> WRITTEN PROBLEM
Copy all the material below, exactly as it stands.

════════════════════

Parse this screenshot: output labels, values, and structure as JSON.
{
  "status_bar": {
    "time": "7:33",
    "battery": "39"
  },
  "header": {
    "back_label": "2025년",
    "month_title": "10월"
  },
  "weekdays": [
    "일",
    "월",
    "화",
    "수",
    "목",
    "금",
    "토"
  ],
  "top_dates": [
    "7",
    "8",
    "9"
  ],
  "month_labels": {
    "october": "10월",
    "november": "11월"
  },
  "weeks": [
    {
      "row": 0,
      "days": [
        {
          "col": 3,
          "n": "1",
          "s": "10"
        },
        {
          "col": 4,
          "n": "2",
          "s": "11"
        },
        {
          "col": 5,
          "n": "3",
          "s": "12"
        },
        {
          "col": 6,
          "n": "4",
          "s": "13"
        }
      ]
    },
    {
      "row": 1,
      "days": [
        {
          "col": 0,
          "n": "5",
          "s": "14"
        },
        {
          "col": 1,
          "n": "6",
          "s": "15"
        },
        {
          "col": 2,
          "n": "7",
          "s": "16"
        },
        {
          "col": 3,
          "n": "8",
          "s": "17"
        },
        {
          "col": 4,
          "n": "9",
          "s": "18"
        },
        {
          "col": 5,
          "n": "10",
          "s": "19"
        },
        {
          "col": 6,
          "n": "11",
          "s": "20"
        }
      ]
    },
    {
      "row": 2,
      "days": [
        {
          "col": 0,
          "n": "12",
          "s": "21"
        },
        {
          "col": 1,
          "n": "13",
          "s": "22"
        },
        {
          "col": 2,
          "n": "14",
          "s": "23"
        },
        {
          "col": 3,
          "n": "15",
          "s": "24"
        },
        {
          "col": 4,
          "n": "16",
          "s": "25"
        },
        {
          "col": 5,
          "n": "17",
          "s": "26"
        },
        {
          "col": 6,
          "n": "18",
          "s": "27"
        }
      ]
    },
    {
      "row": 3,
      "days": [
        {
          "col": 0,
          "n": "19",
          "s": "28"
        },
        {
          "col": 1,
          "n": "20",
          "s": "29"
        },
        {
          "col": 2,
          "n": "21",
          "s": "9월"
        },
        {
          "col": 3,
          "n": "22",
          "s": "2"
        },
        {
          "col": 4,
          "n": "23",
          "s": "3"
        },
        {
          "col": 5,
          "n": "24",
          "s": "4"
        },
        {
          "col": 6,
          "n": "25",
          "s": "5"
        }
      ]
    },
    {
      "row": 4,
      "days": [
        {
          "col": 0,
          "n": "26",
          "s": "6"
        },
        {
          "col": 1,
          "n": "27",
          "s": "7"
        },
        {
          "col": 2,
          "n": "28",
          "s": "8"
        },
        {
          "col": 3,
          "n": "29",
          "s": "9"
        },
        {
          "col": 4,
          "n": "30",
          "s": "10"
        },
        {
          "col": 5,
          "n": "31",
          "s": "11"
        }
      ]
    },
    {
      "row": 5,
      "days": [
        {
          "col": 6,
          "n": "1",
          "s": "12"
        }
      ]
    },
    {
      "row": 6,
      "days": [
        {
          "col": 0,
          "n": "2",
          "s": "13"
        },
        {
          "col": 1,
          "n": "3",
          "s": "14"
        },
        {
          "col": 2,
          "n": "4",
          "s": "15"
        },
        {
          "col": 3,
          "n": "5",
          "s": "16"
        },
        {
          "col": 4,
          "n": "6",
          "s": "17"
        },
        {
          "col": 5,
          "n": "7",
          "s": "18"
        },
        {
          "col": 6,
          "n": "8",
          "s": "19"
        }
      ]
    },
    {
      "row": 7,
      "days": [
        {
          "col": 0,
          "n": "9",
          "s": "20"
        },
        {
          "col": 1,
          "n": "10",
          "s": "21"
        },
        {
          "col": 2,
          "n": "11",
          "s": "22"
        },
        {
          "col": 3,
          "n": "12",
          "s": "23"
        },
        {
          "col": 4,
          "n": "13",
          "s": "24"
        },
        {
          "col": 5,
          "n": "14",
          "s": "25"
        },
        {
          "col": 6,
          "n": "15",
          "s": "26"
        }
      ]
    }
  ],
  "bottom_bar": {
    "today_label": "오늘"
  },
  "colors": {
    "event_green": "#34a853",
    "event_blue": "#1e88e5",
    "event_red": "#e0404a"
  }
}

════════════════════

> FINISHED TASK
Parse this screenshot: output labels, values, and structure as JSON.
{
  "status_bar": {
    "time": "7:33",
    "battery": "39"
  },
  "header": {
    "back_label": "2025년",
    "month_title": "10월"
  },
  "weekdays": [
    "일",
    "월",
    "화",
    "수",
    "목",
    "금",
    "토"
  ],
  "top_dates": [
    "7",
    "8",
    "9"
  ],
  "month_labels": {
    "october": "10월",
    "november": "11월"
  },
  "weeks": [
    {
      "row": 0,
      "days": [
        {
          "col": 3,
          "n": "1",
          "s": "10"
        },
        {
          "col": 4,
          "n": "2",
          "s": "11"
        },
        {
          "col": 5,
          "n": "3",
          "s": "12"
        },
        {
          "col": 6,
          "n": "4",
          "s": "13"
        }
      ]
    },
    {
      "row": 1,
      "days": [
        {
          "col": 0,
          "n": "5",
          "s": "14"
        },
        {
          "col": 1,
          "n": "6",
          "s": "15"
        },
        {
          "col": 2,
          "n": "7",
          "s": "16"
        },
        {
          "col": 3,
          "n": "8",
          "s": "17"
        },
        {
          "col": 4,
          "n": "9",
          "s": "18"
        },
        {
          "col": 5,
          "n": "10",
          "s": "19"
        },
        {
          "col": 6,
          "n": "11",
          "s": "20"
        }
      ]
    },
    {
      "row": 2,
      "days": [
        {
          "col": 0,
          "n": "12",
          "s": "21"
        },
        {
          "col": 1,
          "n": "13",
          "s": "22"
        },
        {
          "col": 2,
          "n": "14",
          "s": "23"
        },
        {
          "col": 3,
          "n": "15",
          "s": "24"
        },
        {
          "col": 4,
          "n": "16",
          "s": "25"
        },
        {
          "col": 5,
          "n": "17",
          "s": "26"
        },
        {
          "col": 6,
          "n": "18",
          "s": "27"
        }
      ]
    },
    {
      "row": 3,
      "days": [
        {
          "col": 0,
          "n": "19",
          "s": "28"
        },
        {
          "col": 1,
          "n": "20",
          "s": "29"
        },
        {
          "col": 2,
          "n": "21",
          "s": "9월"
        },
        {
          "col": 3,
          "n": "22",
          "s": "2"
        },
        {
          "col": 4,
          "n": "23",
          "s": "3"
        },
        {
          "col": 5,
          "n": "24",
          "s": "4"
        },
        {
          "col": 6,
          "n": "25",
          "s": "5"
        }
      ]
    },
    {
      "row": 4,
      "days": [
        {
          "col": 0,
          "n": "26",
          "s": "6"
        },
        {
          "col": 1,
          "n": "27",
          "s": "7"
        },
        {
          "col": 2,
          "n": "28",
          "s": "8"
        },
        {
          "col": 3,
          "n": "29",
          "s": "9"
        },
        {
          "col": 4,
          "n": "30",
          "s": "10"
        },
        {
          "col": 5,
          "n": "31",
          "s": "11"
        }
      ]
    },
    {
      "row": 5,
      "days": [
        {
          "col": 6,
          "n": "1",
          "s": "12"
        }
      ]
    },
    {
      "row": 6,
      "days": [
        {
          "col": 0,
          "n": "2",
          "s": "13"
        },
        {
          "col": 1,
          "n": "3",
          "s": "14"
        },
        {
          "col": 2,
          "n": "4",
          "s": "15"
        },
        {
          "col": 3,
          "n": "5",
          "s": "16"
        },
        {
          "col": 4,
          "n": "6",
          "s": "17"
        },
        {
          "col": 5,
          "n": "7",
          "s": "18"
        },
        {
          "col": 6,
          "n": "8",
          "s": "19"
        }
      ]
    },
    {
      "row": 7,
      "days": [
        {
          "col": 0,
          "n": "9",
          "s": "20"
        },
        {
          "col": 1,
          "n": "10",
          "s": "21"
        },
        {
          "col": 2,
          "n": "11",
          "s": "22"
        },
        {
          "col": 3,
          "n": "12",
          "s": "23"
        },
        {
          "col": 4,
          "n": "13",
          "s": "24"
        },
        {
          "col": 5,
          "n": "14",
          "s": "25"
        },
        {
          "col": 6,
          "n": "15",
          "s": "26"
        }
      ]
    }
  ],
  "bottom_bar": {
    "today_label": "오늘"
  },
  "colors": {
    "event_green": "#34a853",
    "event_blue": "#1e88e5",
    "event_red": "#e0404a"
  }
}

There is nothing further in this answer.